▶ CHALLENGES:
1. In the court opinion, how many defendants remain after summary judgment?
2. Using the court opinion, explain why the court split the defendants into groups for separate trials.
3. Please quote the court opinion from "MEMORANDUM OPINION" up to and including "have been tried.".

** BEGIN GIVEN TEXT **

United States Ex Rel. Keith v. Sioux Nation Shopping Center

488 F.Supp. 496 (1980)

In re UNITED STATES of America ex rel. C. Hobart KEITH
v.
SIOUX NATION SHOPPING CENTER et al.

Civ. No. 79-5025.

United States District Court, D. South Dakota.

April 25, 1980.

*497 C. Hobart Keith, pro se.

Thomas H. Barnes, James H. Wilson, Rapid City, S.D., for defendants.

MEMORANDUM OPINION

BOGUE, District Judge.

This action was brought under 25 U.S.C. § 264 against 128 defendants. Summary judgment was granted to eight of the defendants, so 120 remain. The plaintiff is a qui tam litigant acting under the authority of 25 U.S.C. § 201.[1]

Due to the extremely large number of defendants in this case, this court decided to sever the trials of groups of defendants. On December 14, 1979, the trial of five of the defendants was held. On February 8, 1980, an additional 22 of the defendants were tried. And finally, on April 4, 1980, a hearing was held to take additional testimony relevant to the trials which had already been held. This opinion will deal with plaintiff's claims against those 27 defendants who have been tried.

** END GIVEN TEXT **
** BEGIN DATA SUPPLIED **

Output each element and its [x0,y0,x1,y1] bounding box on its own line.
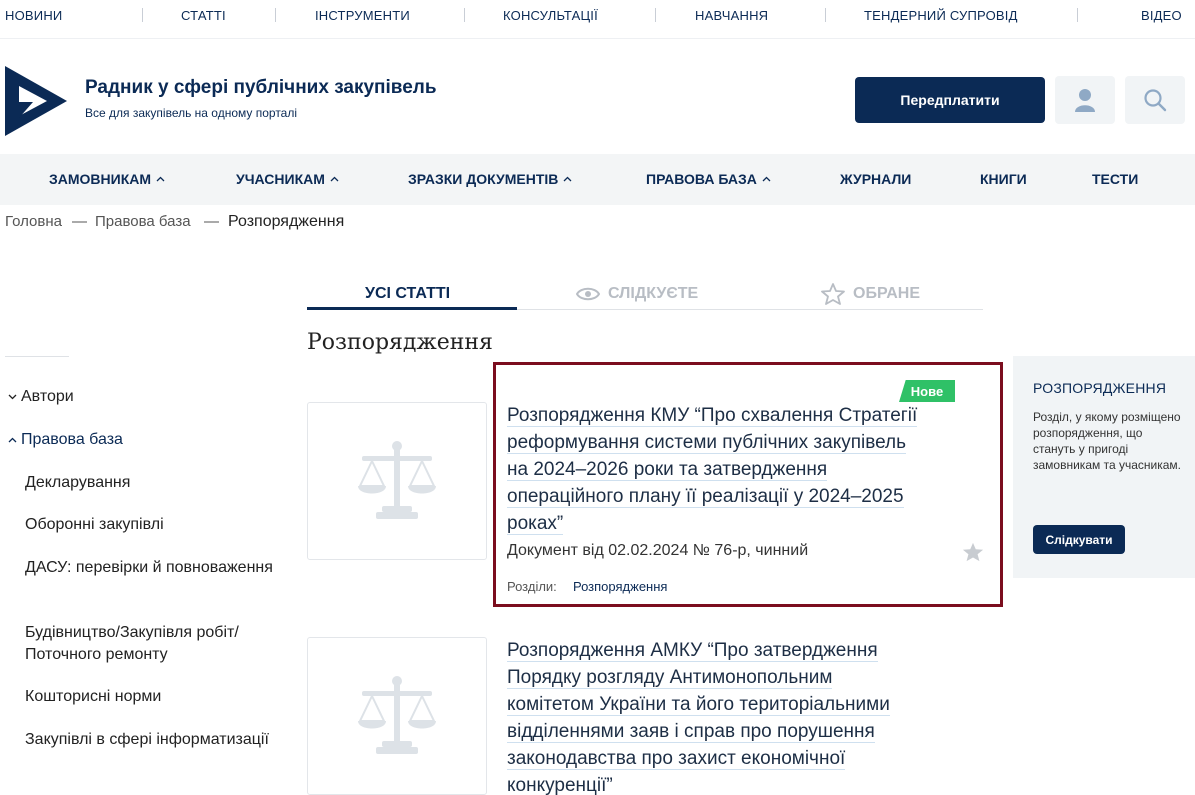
logo-icon[interactable] [5,66,67,136]
menu-item-tests[interactable]: ТЕСТИ [1092,171,1138,187]
article-title-line: Розпорядження КМУ “Про схвалення Стратег… [507,405,918,427]
sidebar-divider [5,356,69,357]
top-nav-separator [825,8,826,22]
menu-item-legal-base[interactable]: ПРАВОВА БАЗА [646,171,771,187]
tab-label: УСІ СТАТТІ [365,285,451,302]
eye-icon [576,287,600,301]
breadcrumb-legal-base[interactable]: Правова база [95,213,191,230]
scales-icon [358,676,436,754]
tab-all-articles[interactable]: УСІ СТАТТІ [365,279,450,309]
subscribe-button[interactable]: Передплатити [855,77,1045,123]
article-title-line: Розпорядження АМКУ “Про затвердження [507,640,878,662]
article-title-line: роках” [507,513,564,535]
follow-button[interactable]: Слідкувати [1033,525,1125,554]
top-nav-separator [1077,8,1078,22]
site-subtitle: Все для закупівель на одному порталі [85,106,298,120]
article-title-line: реформування системи публічних закупівел… [507,432,907,454]
sidebar-item-informatization[interactable]: Закупівлі в сфері інформатизації [25,729,285,751]
chevron-up-icon [8,437,17,443]
menu-item-participants[interactable]: УЧАСНИКАМ [236,171,339,187]
document-meta: Документ від 02.02.2024 № 76-р, чинний [507,542,809,559]
sidebar-group-label: Автори [21,388,74,405]
menu-item-customers[interactable]: ЗАМОВНИКАМ [49,171,165,187]
sidebar-item-dasu[interactable]: ДАСУ: перевірки й повноваження [25,557,285,579]
top-nav-separator [655,8,656,22]
sidebar-group-label: Правова база [21,431,123,448]
sidebar-item-defense-procurement[interactable]: Оборонні закупівлі [25,514,285,536]
article-title-line: Порядку розгляду Антимонопольним [507,667,833,689]
sidebar-item-estimate-norms[interactable]: Кошторисні норми [25,686,285,708]
tab-favorites[interactable]: ОБРАНЕ [821,279,920,309]
article-title-link[interactable]: Розпорядження АМКУ “Про затвердження Пор… [507,637,977,795]
article-title-link[interactable]: Розпорядження КМУ “Про схвалення Стратег… [507,402,977,537]
search-button[interactable] [1125,76,1185,124]
breadcrumb-separator: — [204,213,219,230]
site-title[interactable]: Радник у сфері публічних закупівель [85,77,437,99]
info-box-text: Розділ, у якому розміщено розпорядження,… [1033,410,1181,472]
sidebar-group-authors[interactable]: Автори [8,388,74,406]
article-thumbnail[interactable] [307,637,487,795]
menu-item-label: ЗРАЗКИ ДОКУМЕНТІВ [408,171,559,187]
menu-item-books[interactable]: КНИГИ [980,171,1027,187]
article-title-line: відділеннями заяв і справ про порушення [507,721,875,743]
top-nav-news[interactable]: НОВИНИ [5,8,62,23]
top-nav-separator [464,8,465,22]
breadcrumb-current: Розпорядження [228,213,345,230]
article-title-line: комітетом України та його територіальним… [507,694,890,716]
search-icon [1144,89,1167,112]
sections-label: Розділи: [507,579,557,594]
article-title-line: операційного плану її реалізації у 2024–… [507,486,904,508]
star-icon[interactable] [962,541,984,563]
user-icon [1075,89,1095,112]
info-box-title: РОЗПОРЯДЖЕННЯ [1033,380,1167,396]
top-nav: НОВИНИ СТАТТІ ІНСТРУМЕНТИ КОНСУЛЬТАЦІЇ Н… [0,0,1195,39]
menu-item-document-samples[interactable]: ЗРАЗКИ ДОКУМЕНТІВ [408,171,572,187]
tab-label: ОБРАНЕ [853,285,920,302]
sidebar-item-declaration[interactable]: Декларування [25,472,285,494]
article-title-line: законодавства про захист економічної [507,748,846,770]
top-nav-video[interactable]: ВІДЕО [1141,8,1182,23]
chevron-up-icon [762,176,771,182]
top-nav-divider [0,38,1195,39]
top-nav-education[interactable]: НАВЧАННЯ [695,8,768,23]
star-outline-icon [821,283,845,305]
top-nav-consultations[interactable]: КОНСУЛЬТАЦІЇ [503,8,598,23]
menu-item-journals[interactable]: ЖУРНАЛИ [840,171,911,187]
top-nav-separator [275,8,276,22]
chevron-up-icon [330,176,339,182]
sidebar-item-construction[interactable]: Будівництво/Закупівля робіт/ Поточного р… [25,622,285,666]
section-title: Розпорядження [307,330,493,355]
active-tab-indicator [307,307,517,310]
menu-item-label: ЖУРНАЛИ [840,171,912,187]
chevron-up-icon [563,176,572,182]
article-title-line: на 2024–2026 роки та затвердження [507,459,828,481]
article-title-line: конкуренції” [507,775,613,795]
menu-item-label: ЗАМОВНИКАМ [49,171,152,187]
sidebar-group-legal-base[interactable]: Правова база [8,431,123,449]
main-menu: ЗАМОВНИКАМ УЧАСНИКАМ ЗРАЗКИ ДОКУМЕНТІВ П… [0,154,1195,205]
top-nav-tools[interactable]: ІНСТРУМЕНТИ [315,8,410,23]
menu-item-label: УЧАСНИКАМ [236,171,325,187]
breadcrumb-separator: — [72,213,87,230]
menu-item-label: ТЕСТИ [1092,171,1139,187]
tab-label: СЛІДКУЄТЕ [608,285,699,302]
chevron-down-icon [8,394,17,400]
article-thumbnail[interactable] [307,402,487,560]
top-nav-separator [142,8,143,22]
tab-following[interactable]: СЛІДКУЄТЕ [576,279,698,309]
account-button[interactable] [1055,76,1115,124]
top-nav-tender-support[interactable]: ТЕНДЕРНИЙ СУПРОВІД [864,8,1018,23]
new-badge: Нове [899,380,955,402]
section-link[interactable]: Розпорядження [573,579,667,594]
top-nav-articles[interactable]: СТАТТІ [181,8,226,23]
menu-item-label: ПРАВОВА БАЗА [646,171,757,187]
menu-item-label: КНИГИ [980,171,1027,187]
breadcrumb-home[interactable]: Головна [5,213,62,230]
scales-icon [358,441,436,519]
chevron-up-icon [156,176,165,182]
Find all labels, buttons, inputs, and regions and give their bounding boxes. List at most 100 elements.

** END DATA SUPPLIED **

▶ IN RESPONSE:
1. 120 defendants remain.

2. The court severed the trials of groups of defendants because the case had an extremely large number of defendants.

3.
MEMORANDUM OPINION

BOGUE, District Judge.

This action was brought under 25 U.S.C. § 264 against 128 defendants. Summary judgment was granted to eight of the defendants, so 120 remain. The plaintiff is a qui tam litigant acting under the authority of 25 U.S.C. § 201.[1]

Due to the extremely large number of defendants in this case, this court decided to sever the trials of groups of defendants. On December 14, 1979, the trial of five of the defendants was held. On February 8, 1980, an additional 22 of the defendants were tried. And finally, on April 4, 1980, a hearing was held to take additional testimony relevant to the trials which had already been held. This opinion will deal with plaintiff's claims against those 27 defendants who have been tried.